Extracted data entries
┄┄┄┄┄┄
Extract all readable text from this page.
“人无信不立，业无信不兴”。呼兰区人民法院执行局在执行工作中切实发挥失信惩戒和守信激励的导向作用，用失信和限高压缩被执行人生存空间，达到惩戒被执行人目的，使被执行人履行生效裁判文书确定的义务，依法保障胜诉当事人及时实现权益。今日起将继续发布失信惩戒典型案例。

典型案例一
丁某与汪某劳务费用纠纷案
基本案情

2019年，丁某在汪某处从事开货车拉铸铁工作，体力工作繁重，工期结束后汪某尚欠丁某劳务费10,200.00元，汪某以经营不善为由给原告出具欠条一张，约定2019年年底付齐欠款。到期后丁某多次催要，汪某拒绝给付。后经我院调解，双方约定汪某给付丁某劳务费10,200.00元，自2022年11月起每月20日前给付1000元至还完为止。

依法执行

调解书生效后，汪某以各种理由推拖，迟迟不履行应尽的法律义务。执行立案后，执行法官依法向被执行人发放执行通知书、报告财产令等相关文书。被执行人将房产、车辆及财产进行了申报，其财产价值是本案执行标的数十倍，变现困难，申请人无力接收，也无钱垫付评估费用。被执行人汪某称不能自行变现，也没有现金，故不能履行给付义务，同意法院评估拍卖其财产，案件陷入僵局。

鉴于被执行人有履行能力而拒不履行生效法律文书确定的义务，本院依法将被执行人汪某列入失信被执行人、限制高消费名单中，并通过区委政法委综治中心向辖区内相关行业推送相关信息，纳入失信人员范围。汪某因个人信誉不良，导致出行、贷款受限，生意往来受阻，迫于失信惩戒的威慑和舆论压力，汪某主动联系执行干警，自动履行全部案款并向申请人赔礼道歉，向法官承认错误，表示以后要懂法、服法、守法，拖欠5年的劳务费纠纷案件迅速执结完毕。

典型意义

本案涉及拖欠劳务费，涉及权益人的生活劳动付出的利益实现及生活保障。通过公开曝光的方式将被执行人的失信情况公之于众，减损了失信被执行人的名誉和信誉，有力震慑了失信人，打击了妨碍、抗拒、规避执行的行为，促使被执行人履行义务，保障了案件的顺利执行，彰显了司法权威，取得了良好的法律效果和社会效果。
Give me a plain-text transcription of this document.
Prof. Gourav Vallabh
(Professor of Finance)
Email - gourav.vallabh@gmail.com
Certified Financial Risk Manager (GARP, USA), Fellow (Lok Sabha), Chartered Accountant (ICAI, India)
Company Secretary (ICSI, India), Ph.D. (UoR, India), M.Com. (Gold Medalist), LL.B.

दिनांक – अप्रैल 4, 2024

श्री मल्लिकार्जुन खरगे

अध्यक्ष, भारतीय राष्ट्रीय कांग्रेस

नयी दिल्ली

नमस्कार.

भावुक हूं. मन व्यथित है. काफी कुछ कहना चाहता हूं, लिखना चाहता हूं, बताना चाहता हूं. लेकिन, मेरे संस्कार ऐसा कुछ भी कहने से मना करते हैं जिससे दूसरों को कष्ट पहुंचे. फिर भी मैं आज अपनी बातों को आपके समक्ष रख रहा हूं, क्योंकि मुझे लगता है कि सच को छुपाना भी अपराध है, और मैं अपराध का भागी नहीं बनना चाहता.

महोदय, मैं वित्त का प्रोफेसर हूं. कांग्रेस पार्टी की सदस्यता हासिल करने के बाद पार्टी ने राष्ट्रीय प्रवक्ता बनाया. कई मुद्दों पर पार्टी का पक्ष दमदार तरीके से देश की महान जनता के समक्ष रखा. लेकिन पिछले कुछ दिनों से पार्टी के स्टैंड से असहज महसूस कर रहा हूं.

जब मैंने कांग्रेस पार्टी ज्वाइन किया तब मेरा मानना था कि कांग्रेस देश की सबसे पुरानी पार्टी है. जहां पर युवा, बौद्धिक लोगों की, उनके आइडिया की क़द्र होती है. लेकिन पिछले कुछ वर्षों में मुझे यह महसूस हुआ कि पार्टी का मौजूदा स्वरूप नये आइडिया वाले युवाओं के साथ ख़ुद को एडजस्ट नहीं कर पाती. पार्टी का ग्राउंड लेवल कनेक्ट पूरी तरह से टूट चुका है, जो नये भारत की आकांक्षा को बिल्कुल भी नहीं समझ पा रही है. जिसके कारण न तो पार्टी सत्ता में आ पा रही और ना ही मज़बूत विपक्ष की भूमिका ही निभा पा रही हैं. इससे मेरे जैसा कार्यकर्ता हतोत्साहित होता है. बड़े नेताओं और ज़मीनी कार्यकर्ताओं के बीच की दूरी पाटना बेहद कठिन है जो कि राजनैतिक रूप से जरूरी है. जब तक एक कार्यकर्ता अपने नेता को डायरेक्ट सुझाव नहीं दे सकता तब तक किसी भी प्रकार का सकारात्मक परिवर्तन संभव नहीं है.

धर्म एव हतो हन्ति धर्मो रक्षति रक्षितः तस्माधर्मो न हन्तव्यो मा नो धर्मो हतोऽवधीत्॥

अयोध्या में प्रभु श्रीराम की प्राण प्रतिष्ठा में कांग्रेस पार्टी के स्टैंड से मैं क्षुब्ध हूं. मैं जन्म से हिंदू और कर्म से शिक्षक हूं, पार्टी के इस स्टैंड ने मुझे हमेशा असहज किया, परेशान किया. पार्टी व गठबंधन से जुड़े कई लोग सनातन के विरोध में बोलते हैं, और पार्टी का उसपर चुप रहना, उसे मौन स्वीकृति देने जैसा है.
┄┄┄┄┄┄
> Challenge
Repeat the data precisely, reproducing every entry.

> Exercise solution
Extract all readable text from this page.
“人无信不立，业无信不兴”。呼兰区人民法院执行局在执行工作中切实发挥失信惩戒和守信激励的导向作用，用失信和限高压缩被执行人生存空间，达到惩戒被执行人目的，使被执行人履行生效裁判文书确定的义务，依法保障胜诉当事人及时实现权益。今日起将继续发布失信惩戒典型案例。

典型案例一
丁某与汪某劳务费用纠纷案
基本案情

2019年，丁某在汪某处从事开货车拉铸铁工作，体力工作繁重，工期结束后汪某尚欠丁某劳务费10,200.00元，汪某以经营不善为由给原告出具欠条一张，约定2019年年底付齐欠款。到期后丁某多次催要，汪某拒绝给付。后经我院调解，双方约定汪某给付丁某劳务费10,200.00元，自2022年11月起每月20日前给付1000元至还完为止。

依法执行

调解书生效后，汪某以各种理由推拖，迟迟不履行应尽的法律义务。执行立案后，执行法官依法向被执行人发放执行通知书、报告财产令等相关文书。被执行人将房产、车辆及财产进行了申报，其财产价值是本案执行标的数十倍，变现困难，申请人无力接收，也无钱垫付评估费用。被执行人汪某称不能自行变现，也没有现金，故不能履行给付义务，同意法院评估拍卖其财产，案件陷入僵局。

鉴于被执行人有履行能力而拒不履行生效法律文书确定的义务，本院依法将被执行人汪某列入失信被执行人、限制高消费名单中，并通过区委政法委综治中心向辖区内相关行业推送相关信息，纳入失信人员范围。汪某因个人信誉不良，导致出行、贷款受限，生意往来受阻，迫于失信惩戒的威慑和舆论压力，汪某主动联系执行干警，自动履行全部案款并向申请人赔礼道歉，向法官承认错误，表示以后要懂法、服法、守法，拖欠5年的劳务费纠纷案件迅速执结完毕。

典型意义

本案涉及拖欠劳务费，涉及权益人的生活劳动付出的利益实现及生活保障。通过公开曝光的方式将被执行人的失信情况公之于众，减损了失信被执行人的名誉和信誉，有力震慑了失信人，打击了妨碍、抗拒、规避执行的行为，促使被执行人履行义务，保障了案件的顺利执行，彰显了司法权威，取得了良好的法律效果和社会效果。
Give me a plain-text transcription of this document.
Prof. Gourav Vallabh
(Professor of Finance)
Email - gourav.vallabh@gmail.com
Certified Financial Risk Manager (GARP, USA), Fellow (Lok Sabha), Chartered Accountant (ICAI, India)
Company Secretary (ICSI, India), Ph.D. (UoR, India), M.Com. (Gold Medalist), LL.B.

दिनांक – अप्रैल 4, 2024

श्री मल्लिकार्जुन खरगे

अध्यक्ष, भारतीय राष्ट्रीय कांग्रेस

नयी दिल्ली

नमस्कार.

भावुक हूं. मन व्यथित है. काफी कुछ कहना चाहता हूं, लिखना चाहता हूं, बताना चाहता हूं. लेकिन, मेरे संस्कार ऐसा कुछ भी कहने से मना करते हैं जिससे दूसरों को कष्ट पहुंचे. फिर भी मैं आज अपनी बातों को आपके समक्ष रख रहा हूं, क्योंकि मुझे लगता है कि सच को छुपाना भी अपराध है, और मैं अपराध का भागी नहीं बनना चाहता.

महोदय, मैं वित्त का प्रोफेसर हूं. कांग्रेस पार्टी की सदस्यता हासिल करने के बाद पार्टी ने राष्ट्रीय प्रवक्ता बनाया. कई मुद्दों पर पार्टी का पक्ष दमदार तरीके से देश की महान जनता के समक्ष रखा. लेकिन पिछले कुछ दिनों से पार्टी के स्टैंड से असहज महसूस कर रहा हूं.

जब मैंने कांग्रेस पार्टी ज्वाइन किया तब मेरा मानना था कि कांग्रेस देश की सबसे पुरानी पार्टी है. जहां पर युवा, बौद्धिक लोगों की, उनके आइडिया की क़द्र होती है. लेकिन पिछले कुछ वर्षों में मुझे यह महसूस हुआ कि पार्टी का मौजूदा स्वरूप नये आइडिया वाले युवाओं के साथ ख़ुद को एडजस्ट नहीं कर पाती. पार्टी का ग्राउंड लेवल कनेक्ट पूरी तरह से टूट चुका है, जो नये भारत की आकांक्षा को बिल्कुल भी नहीं समझ पा रही है. जिसके कारण न तो पार्टी सत्ता में आ पा रही और ना ही मज़बूत विपक्ष की भूमिका ही निभा पा रही हैं. इससे मेरे जैसा कार्यकर्ता हतोत्साहित होता है. बड़े नेताओं और ज़मीनी कार्यकर्ताओं के बीच की दूरी पाटना बेहद कठिन है जो कि राजनैतिक रूप से जरूरी है. जब तक एक कार्यकर्ता अपने नेता को डायरेक्ट सुझाव नहीं दे सकता तब तक किसी भी प्रकार का सकारात्मक परिवर्तन संभव नहीं है.

धर्म एव हतो हन्ति धर्मो रक्षति रक्षितः तस्माधर्मो न हन्तव्यो मा नो धर्मो हतोऽवधीत्॥

अयोध्या में प्रभु श्रीराम की प्राण प्रतिष्ठा में कांग्रेस पार्टी के स्टैंड से मैं क्षुब्ध हूं. मैं जन्म से हिंदू और कर्म से शिक्षक हूं, पार्टी के इस स्टैंड ने मुझे हमेशा असहज किया, परेशान किया. पार्टी व गठबंधन से जुड़े कई लोग सनातन के विरोध में बोलते हैं, और पार्टी का उसपर चुप रहना, उसे मौन स्वीकृति देने जैसा है.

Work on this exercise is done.